**The request**
Copy each line of the data below with the word "Check".

(Dataset records)
"""
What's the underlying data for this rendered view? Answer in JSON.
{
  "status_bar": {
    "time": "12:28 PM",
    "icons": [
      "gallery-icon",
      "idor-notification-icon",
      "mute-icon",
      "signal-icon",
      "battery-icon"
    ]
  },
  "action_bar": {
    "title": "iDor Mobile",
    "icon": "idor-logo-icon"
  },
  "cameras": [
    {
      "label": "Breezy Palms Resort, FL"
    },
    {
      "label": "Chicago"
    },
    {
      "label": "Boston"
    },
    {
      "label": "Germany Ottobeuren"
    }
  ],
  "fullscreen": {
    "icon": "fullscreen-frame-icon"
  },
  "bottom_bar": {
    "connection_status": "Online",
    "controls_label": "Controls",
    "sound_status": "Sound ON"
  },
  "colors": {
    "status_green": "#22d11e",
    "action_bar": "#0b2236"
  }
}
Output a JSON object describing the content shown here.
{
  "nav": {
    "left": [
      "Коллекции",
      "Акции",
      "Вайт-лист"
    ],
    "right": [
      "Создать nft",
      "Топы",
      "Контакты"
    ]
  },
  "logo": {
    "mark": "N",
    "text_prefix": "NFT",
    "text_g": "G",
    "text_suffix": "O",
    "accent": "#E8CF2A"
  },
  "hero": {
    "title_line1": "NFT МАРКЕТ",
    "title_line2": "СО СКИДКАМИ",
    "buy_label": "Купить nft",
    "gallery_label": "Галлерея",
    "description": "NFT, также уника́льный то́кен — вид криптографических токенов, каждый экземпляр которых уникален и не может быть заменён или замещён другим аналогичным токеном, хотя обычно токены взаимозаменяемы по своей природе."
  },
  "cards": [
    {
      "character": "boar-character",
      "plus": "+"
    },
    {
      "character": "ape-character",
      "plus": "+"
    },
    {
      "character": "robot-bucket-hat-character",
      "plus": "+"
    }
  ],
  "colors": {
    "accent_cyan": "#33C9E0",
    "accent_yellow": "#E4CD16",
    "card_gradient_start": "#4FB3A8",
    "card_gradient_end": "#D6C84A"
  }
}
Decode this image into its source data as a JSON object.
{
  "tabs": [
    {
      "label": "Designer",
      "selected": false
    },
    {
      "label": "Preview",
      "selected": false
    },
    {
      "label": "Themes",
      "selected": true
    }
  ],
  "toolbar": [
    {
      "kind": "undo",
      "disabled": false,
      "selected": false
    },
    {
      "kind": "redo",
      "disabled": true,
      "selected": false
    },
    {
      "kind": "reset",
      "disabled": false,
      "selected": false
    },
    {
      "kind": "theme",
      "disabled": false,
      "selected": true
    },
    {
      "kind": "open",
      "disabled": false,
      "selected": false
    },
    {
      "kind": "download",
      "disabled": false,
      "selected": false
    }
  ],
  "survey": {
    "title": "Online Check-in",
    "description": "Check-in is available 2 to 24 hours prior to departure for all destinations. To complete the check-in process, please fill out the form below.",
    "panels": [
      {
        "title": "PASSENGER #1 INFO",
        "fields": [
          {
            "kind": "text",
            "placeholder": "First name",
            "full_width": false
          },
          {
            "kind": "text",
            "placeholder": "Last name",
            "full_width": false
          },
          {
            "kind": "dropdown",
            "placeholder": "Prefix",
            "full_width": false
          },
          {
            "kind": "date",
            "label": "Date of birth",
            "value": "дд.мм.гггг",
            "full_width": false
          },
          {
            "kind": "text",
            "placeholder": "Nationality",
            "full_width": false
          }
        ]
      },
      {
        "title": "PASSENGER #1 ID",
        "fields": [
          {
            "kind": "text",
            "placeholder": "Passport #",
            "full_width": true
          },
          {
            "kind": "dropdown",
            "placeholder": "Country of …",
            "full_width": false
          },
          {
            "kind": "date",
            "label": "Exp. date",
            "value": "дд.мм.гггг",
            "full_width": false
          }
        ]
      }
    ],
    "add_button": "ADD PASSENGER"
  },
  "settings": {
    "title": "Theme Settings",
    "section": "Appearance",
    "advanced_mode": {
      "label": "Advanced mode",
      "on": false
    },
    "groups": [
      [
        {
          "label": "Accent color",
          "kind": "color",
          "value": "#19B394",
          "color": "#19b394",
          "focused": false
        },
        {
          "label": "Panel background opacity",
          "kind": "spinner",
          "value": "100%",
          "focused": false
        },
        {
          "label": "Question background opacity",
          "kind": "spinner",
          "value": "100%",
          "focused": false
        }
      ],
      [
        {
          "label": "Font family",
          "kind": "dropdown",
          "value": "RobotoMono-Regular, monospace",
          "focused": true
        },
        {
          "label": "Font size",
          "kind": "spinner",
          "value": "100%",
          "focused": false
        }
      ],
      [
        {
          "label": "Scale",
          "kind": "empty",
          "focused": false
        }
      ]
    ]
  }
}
"""
**Finished answer**
    "title": "Online Check-in",
    "description": "Check-in is available 2 to 24 hours prior to departure for all destinations. To complete the check-in process, please fill out the form below.",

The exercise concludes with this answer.